- _Task requirements_:
Give every line again exactly as it appears, please, but not the pictures.

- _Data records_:
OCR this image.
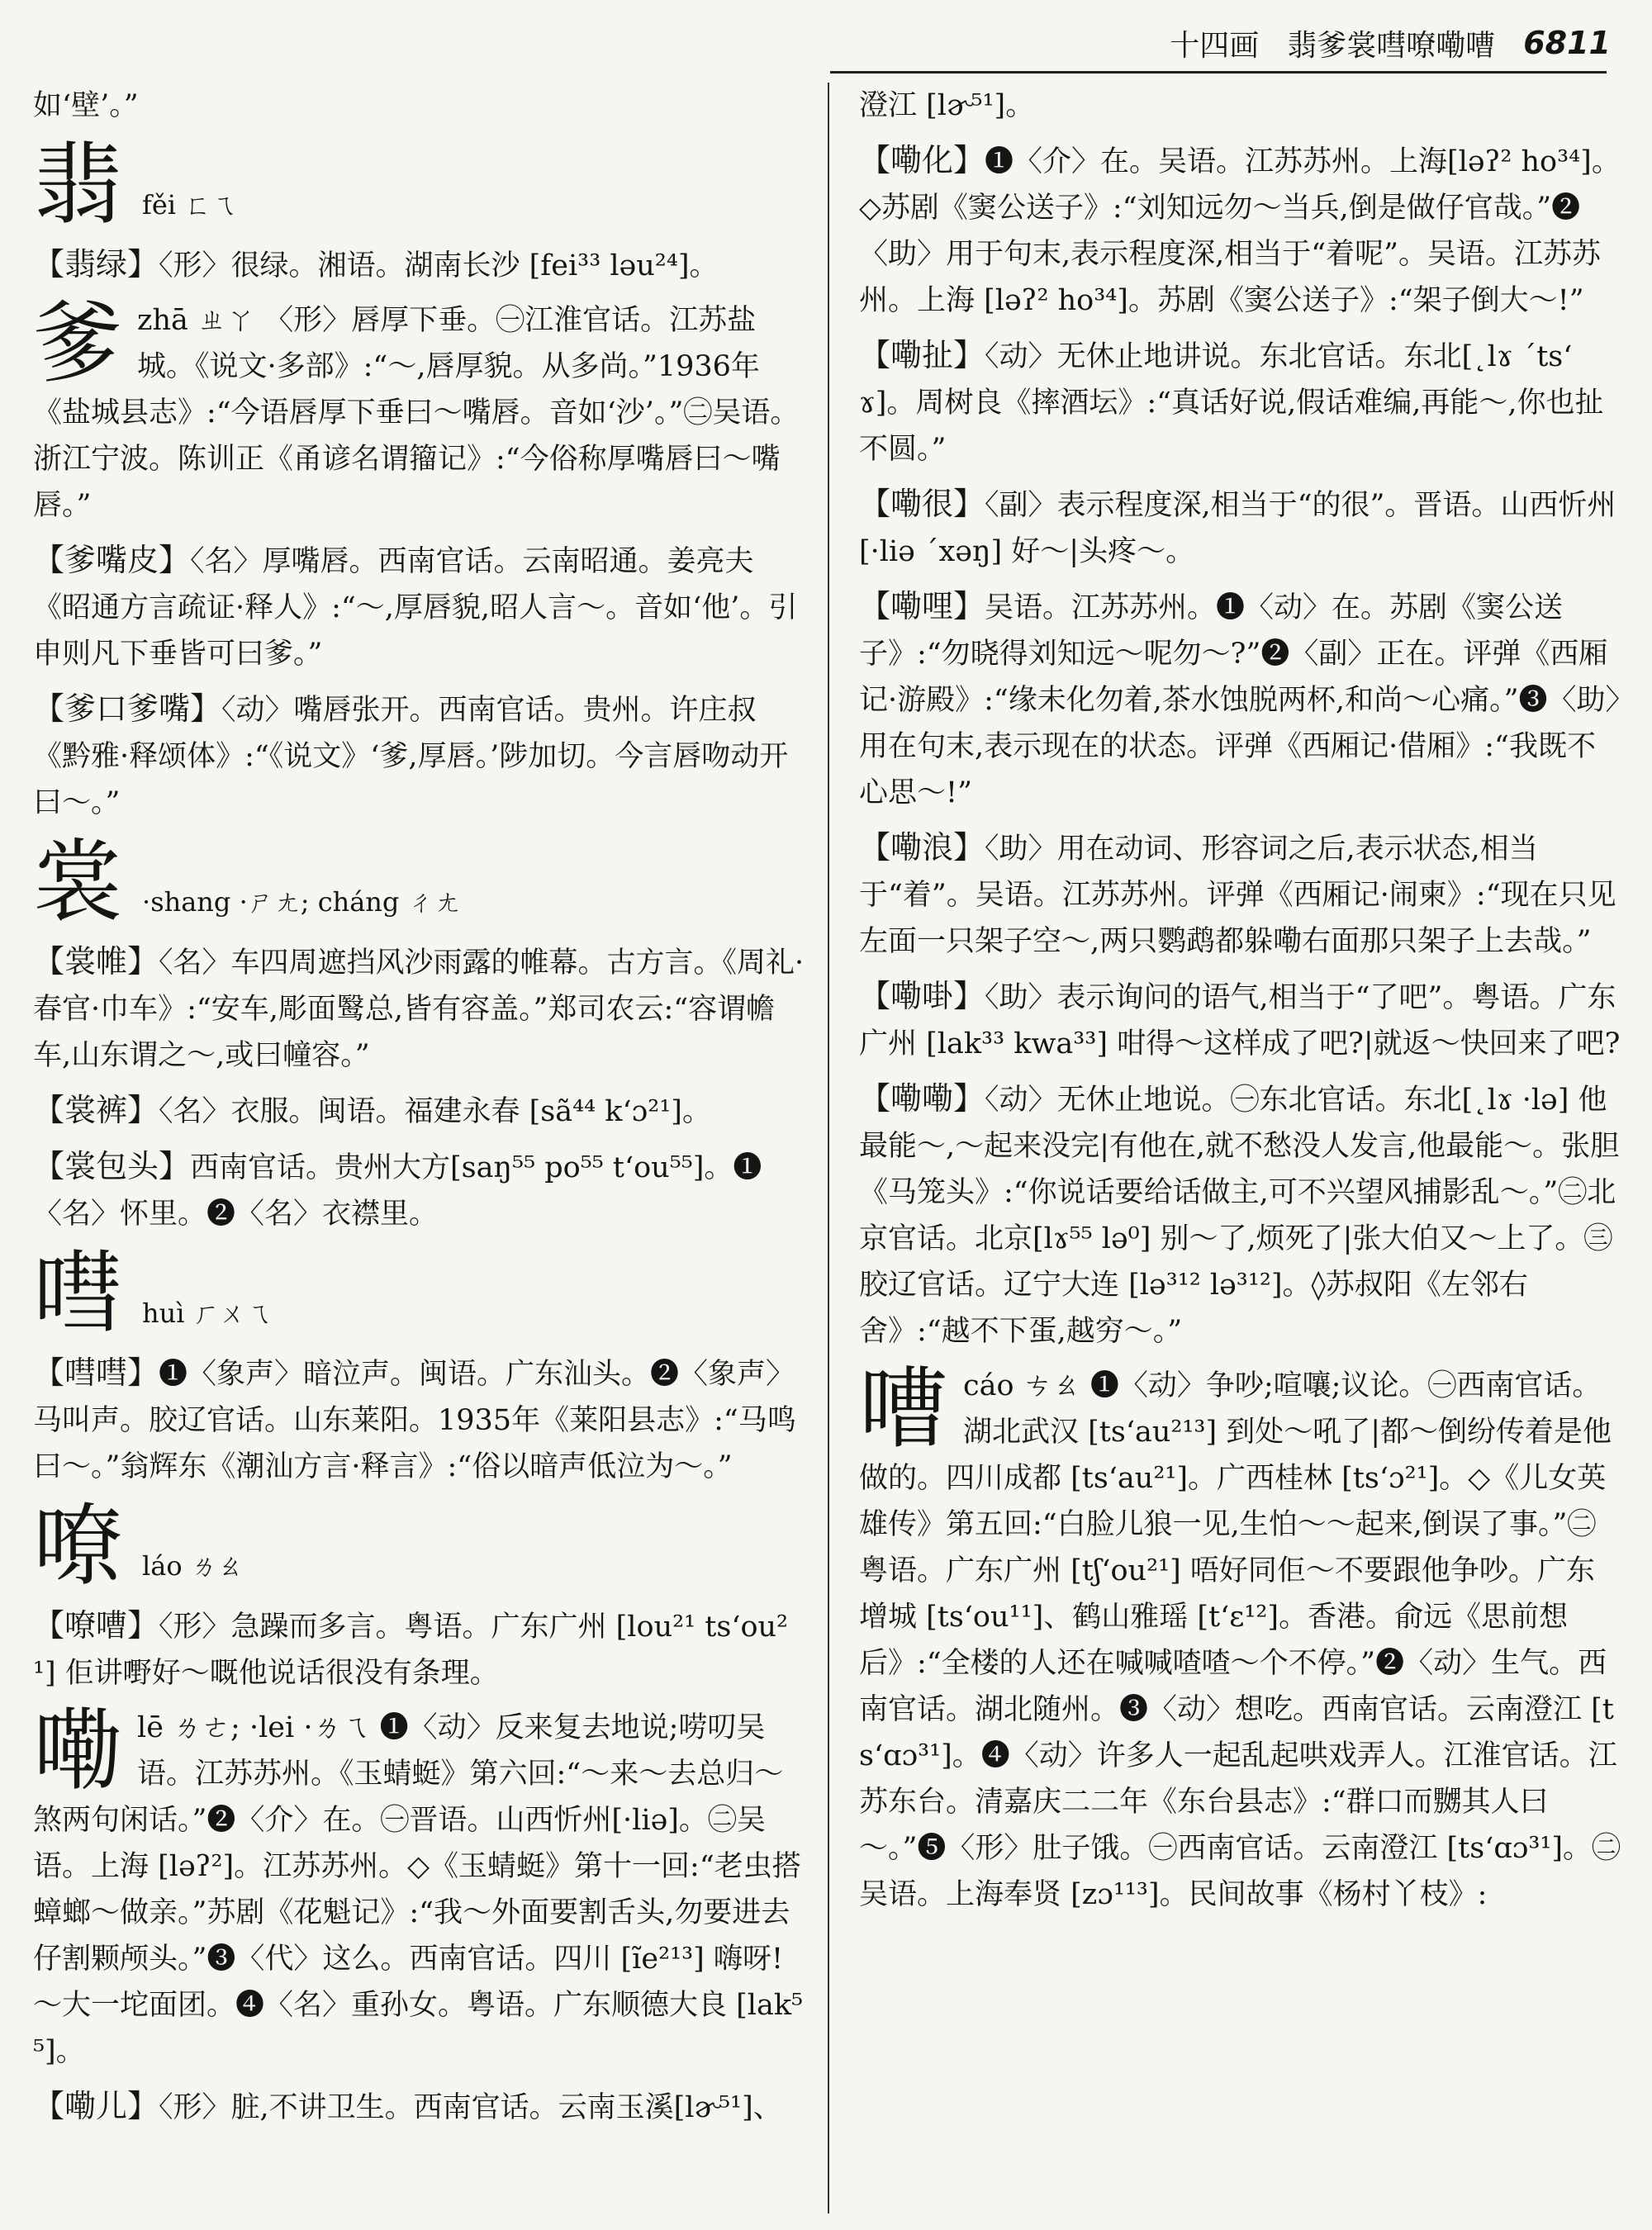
十四画 翡爹裳嘒嘹嘞嘈 6811
如‘壁’。”
翡 fěi ㄈㄟ
【翡绿】〈形〉很绿。湘语。湖南长沙 [fei³³ ləu²⁴]。
爹zhā ㄓㄚ 〈形〉唇厚下垂。㊀江淮官话。江苏盐城。《说文·多部》:“～,唇厚貌。从多尚。”1936年《盐城县志》:“今语唇厚下垂曰～嘴唇。音如‘沙’。”㊁吴语。浙江宁波。陈训正《甬谚名谓籀记》:“今俗称厚嘴唇曰～嘴唇。”
【爹嘴皮】〈名〉厚嘴唇。西南官话。云南昭通。姜亮夫《昭通方言疏证·释人》:“～,厚唇貌,昭人言～。音如‘他’。引申则凡下垂皆可曰爹。”
【爹口爹嘴】〈动〉嘴唇张开。西南官话。贵州。许庄叔《黔雅·释颂体》:“《说文》‘爹,厚唇。’陟加切。今言唇吻动开曰～。”
裳 ·shang ·ㄕㄤ; cháng ㄔㄤ
【裳帷】〈名〉车四周遮挡风沙雨露的帷幕。古方言。《周礼·春官·巾车》:“安车,彫面鹥总,皆有容盖。”郑司农云:“容谓幨车,山东谓之～,或曰幢容。”
【裳裤】〈名〉衣服。闽语。福建永春 [sã⁴⁴ kʻɔ²¹]。
【裳包头】西南官话。贵州大方[saŋ⁵⁵ po⁵⁵ tʻou⁵⁵]。❶〈名〉怀里。❷〈名〉衣襟里。
嘒 huì ㄏㄨㄟ
【嘒嘒】❶〈象声〉暗泣声。闽语。广东汕头。❷〈象声〉马叫声。胶辽官话。山东莱阳。1935年《莱阳县志》:“马鸣曰～。”翁辉东《潮汕方言·释言》:“俗以暗声低泣为～。”
嘹 láo ㄌㄠ
【嘹嘈】〈形〉急躁而多言。粤语。广东广州 [lou²¹ tsʻou²¹] 佢讲嘢好～嘅他说话很没有条理。
嘞lē ㄌㄜ; ·lei ·ㄌㄟ ❶〈动〉反来复去地说;唠叨吴语。江苏苏州。《玉蜻蜓》第六回:“～来～去总归～煞两句闲话。”❷〈介〉在。㊀晋语。山西忻州[·liə]。㊁吴语。上海 [ləʔ²]。江苏苏州。◇《玉蜻蜓》第十一回:“老虫搭蟑螂～做亲。”苏剧《花魁记》:“我～外面要割舌头,勿要进去仔割颗颅头。”❸〈代〉这么。西南官话。四川 [ĩe²¹³] 嗨呀!～大一坨面团。❹〈名〉重孙女。粤语。广东顺德大良 [lak⁵⁵]。
【嘞儿】〈形〉脏,不讲卫生。西南官话。云南玉溪[lɚ⁵¹]、
澄江 [lɚ⁵¹]。
【嘞化】❶〈介〉在。吴语。江苏苏州。上海[ləʔ² ho³⁴]。◇苏剧《窦公送子》:“刘知远勿～当兵,倒是做仔官哉。”❷〈助〉用于句末,表示程度深,相当于“着呢”。吴语。江苏苏州。上海 [ləʔ² ho³⁴]。苏剧《窦公送子》:“架子倒大～!”
【嘞扯】〈动〉无休止地讲说。东北官话。东北[˛lɤ ˊtsʻɤ]。周树良《摔酒坛》:“真话好说,假话难编,再能～,你也扯不圆。”
【嘞很】〈副〉表示程度深,相当于“的很”。晋语。山西忻州 [·liə ˊxəŋ] 好～|头疼～。
【嘞哩】吴语。江苏苏州。❶〈动〉在。苏剧《窦公送子》:“勿晓得刘知远～呢勿～?”❷〈副〉正在。评弹《西厢记·游殿》:“缘未化勿着,茶水蚀脱两杯,和尚～心痛。”❸〈助〉用在句末,表示现在的状态。评弹《西厢记·借厢》:“我既不心思～!”
【嘞浪】〈助〉用在动词、形容词之后,表示状态,相当于“着”。吴语。江苏苏州。评弹《西厢记·闹柬》:“现在只见左面一只架子空～,两只鹦鹉都躲嘞右面那只架子上去哉。”
【嘞啩】〈助〉表示询问的语气,相当于“了吧”。粤语。广东广州 [lak³³ kwa³³] 咁得～这样成了吧?|就返～快回来了吧?
【嘞嘞】〈动〉无休止地说。㊀东北官话。东北[˛lɤ ·lə] 他最能～,～起来没完|有他在,就不愁没人发言,他最能～。张胆《马笼头》:“你说话要给话做主,可不兴望风捕影乱～。”㊁北京官话。北京[lɤ⁵⁵ lə⁰] 别～了,烦死了|张大伯又～上了。㊂胶辽官话。辽宁大连 [lə³¹² lə³¹²]。◊苏叔阳《左邻右舍》:“越不下蛋,越穷～。”
嘈cáo ㄘㄠ ❶〈动〉争吵;喧嚷;议论。㊀西南官话。湖北武汉 [tsʻau²¹³] 到处～吼了|都～倒纷传着是他做的。四川成都 [tsʻau²¹]。广西桂林 [tsʻɔ²¹]。◇《儿女英雄传》第五回:“白脸儿狼一见,生怕～～起来,倒误了事。”㊁粤语。广东广州 [tʃʻou²¹] 唔好同佢～不要跟他争吵。广东增城 [tsʻou¹¹]、鹤山雅瑶 [tʻɛ¹²]。香港。俞远《思前想后》:“全楼的人还在喊喊喳喳～个不停。”❷〈动〉生气。西南官话。湖北随州。❸〈动〉想吃。西南官话。云南澄江 [tsʻɑɔ³¹]。❹〈动〉许多人一起乱起哄戏弄人。江淮官话。江苏东台。清嘉庆二二年《东台县志》:“群口而嬲其人曰～。”❺〈形〉肚子饿。㊀西南官话。云南澄江 [tsʻɑɔ³¹]。㊁吴语。上海奉贤 [zɔ¹¹³]。民间故事《杨村丫枝》:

- _Right answer_:
OCR this image.
十四画 翡爹裳嘒嘹嘞嘈 6811
如‘壁’。”
翡 fěi ㄈㄟ
【翡绿】〈形〉很绿。湘语。湖南长沙 [fei³³ ləu²⁴]。
爹zhā ㄓㄚ 〈形〉唇厚下垂。㊀江淮官话。江苏盐城。《说文·多部》:“～,唇厚貌。从多尚。”1936年《盐城县志》:“今语唇厚下垂曰～嘴唇。音如‘沙’。”㊁吴语。浙江宁波。陈训正《甬谚名谓籀记》:“今俗称厚嘴唇曰～嘴唇。”
【爹嘴皮】〈名〉厚嘴唇。西南官话。云南昭通。姜亮夫《昭通方言疏证·释人》:“～,厚唇貌,昭人言～。音如‘他’。引申则凡下垂皆可曰爹。”
【爹口爹嘴】〈动〉嘴唇张开。西南官话。贵州。许庄叔《黔雅·释颂体》:“《说文》‘爹,厚唇。’陟加切。今言唇吻动开曰～。”
裳 ·shang ·ㄕㄤ; cháng ㄔㄤ
【裳帷】〈名〉车四周遮挡风沙雨露的帷幕。古方言。《周礼·春官·巾车》:“安车,彫面鹥总,皆有容盖。”郑司农云:“容谓幨车,山东谓之～,或曰幢容。”
【裳裤】〈名〉衣服。闽语。福建永春 [sã⁴⁴ kʻɔ²¹]。
【裳包头】西南官话。贵州大方[saŋ⁵⁵ po⁵⁵ tʻou⁵⁵]。❶〈名〉怀里。❷〈名〉衣襟里。
嘒 huì ㄏㄨㄟ
【嘒嘒】❶〈象声〉暗泣声。闽语。广东汕头。❷〈象声〉马叫声。胶辽官话。山东莱阳。1935年《莱阳县志》:“马鸣曰～。”翁辉东《潮汕方言·释言》:“俗以暗声低泣为～。”
嘹 láo ㄌㄠ
【嘹嘈】〈形〉急躁而多言。粤语。广东广州 [lou²¹ tsʻou²¹] 佢讲嘢好～嘅他说话很没有条理。
嘞lē ㄌㄜ; ·lei ·ㄌㄟ ❶〈动〉反来复去地说;唠叨吴语。江苏苏州。《玉蜻蜓》第六回:“～来～去总归～煞两句闲话。”❷〈介〉在。㊀晋语。山西忻州[·liə]。㊁吴语。上海 [ləʔ²]。江苏苏州。◇《玉蜻蜓》第十一回:“老虫搭蟑螂～做亲。”苏剧《花魁记》:“我～外面要割舌头,勿要进去仔割颗颅头。”❸〈代〉这么。西南官话。四川 [ĩe²¹³] 嗨呀!～大一坨面团。❹〈名〉重孙女。粤语。广东顺德大良 [lak⁵⁵]。
【嘞儿】〈形〉脏,不讲卫生。西南官话。云南玉溪[lɚ⁵¹]、
澄江 [lɚ⁵¹]。
【嘞化】❶〈介〉在。吴语。江苏苏州。上海[ləʔ² ho³⁴]。◇苏剧《窦公送子》:“刘知远勿～当兵,倒是做仔官哉。”❷〈助〉用于句末,表示程度深,相当于“着呢”。吴语。江苏苏州。上海 [ləʔ² ho³⁴]。苏剧《窦公送子》:“架子倒大～!”
【嘞扯】〈动〉无休止地讲说。东北官话。东北[˛lɤ ˊtsʻɤ]。周树良《摔酒坛》:“真话好说,假话难编,再能～,你也扯不圆。”
【嘞很】〈副〉表示程度深,相当于“的很”。晋语。山西忻州 [·liə ˊxəŋ] 好～|头疼～。
【嘞哩】吴语。江苏苏州。❶〈动〉在。苏剧《窦公送子》:“勿晓得刘知远～呢勿～?”❷〈副〉正在。评弹《西厢记·游殿》:“缘未化勿着,茶水蚀脱两杯,和尚～心痛。”❸〈助〉用在句末,表示现在的状态。评弹《西厢记·借厢》:“我既不心思～!”
【嘞浪】〈助〉用在动词、形容词之后,表示状态,相当于“着”。吴语。江苏苏州。评弹《西厢记·闹柬》:“现在只见左面一只架子空～,两只鹦鹉都躲嘞右面那只架子上去哉。”
【嘞啩】〈助〉表示询问的语气,相当于“了吧”。粤语。广东广州 [lak³³ kwa³³] 咁得～这样成了吧?|就返～快回来了吧?
【嘞嘞】〈动〉无休止地说。㊀东北官话。东北[˛lɤ ·lə] 他最能～,～起来没完|有他在,就不愁没人发言,他最能～。张胆《马笼头》:“你说话要给话做主,可不兴望风捕影乱～。”㊁北京官话。北京[lɤ⁵⁵ lə⁰] 别～了,烦死了|张大伯又～上了。㊂胶辽官话。辽宁大连 [lə³¹² lə³¹²]。◊苏叔阳《左邻右舍》:“越不下蛋,越穷～。”
嘈cáo ㄘㄠ ❶〈动〉争吵;喧嚷;议论。㊀西南官话。湖北武汉 [tsʻau²¹³] 到处～吼了|都～倒纷传着是他做的。四川成都 [tsʻau²¹]。广西桂林 [tsʻɔ²¹]。◇《儿女英雄传》第五回:“白脸儿狼一见,生怕～～起来,倒误了事。”㊁粤语。广东广州 [tʃʻou²¹] 唔好同佢～不要跟他争吵。广东增城 [tsʻou¹¹]、鹤山雅瑶 [tʻɛ¹²]。香港。俞远《思前想后》:“全楼的人还在喊喊喳喳～个不停。”❷〈动〉生气。西南官话。湖北随州。❸〈动〉想吃。西南官话。云南澄江 [tsʻɑɔ³¹]。❹〈动〉许多人一起乱起哄戏弄人。江淮官话。江苏东台。清嘉庆二二年《东台县志》:“群口而嬲其人曰～。”❺〈形〉肚子饿。㊀西南官话。云南澄江 [tsʻɑɔ³¹]。㊁吴语。上海奉贤 [zɔ¹¹³]。民间故事《杨村丫枝》:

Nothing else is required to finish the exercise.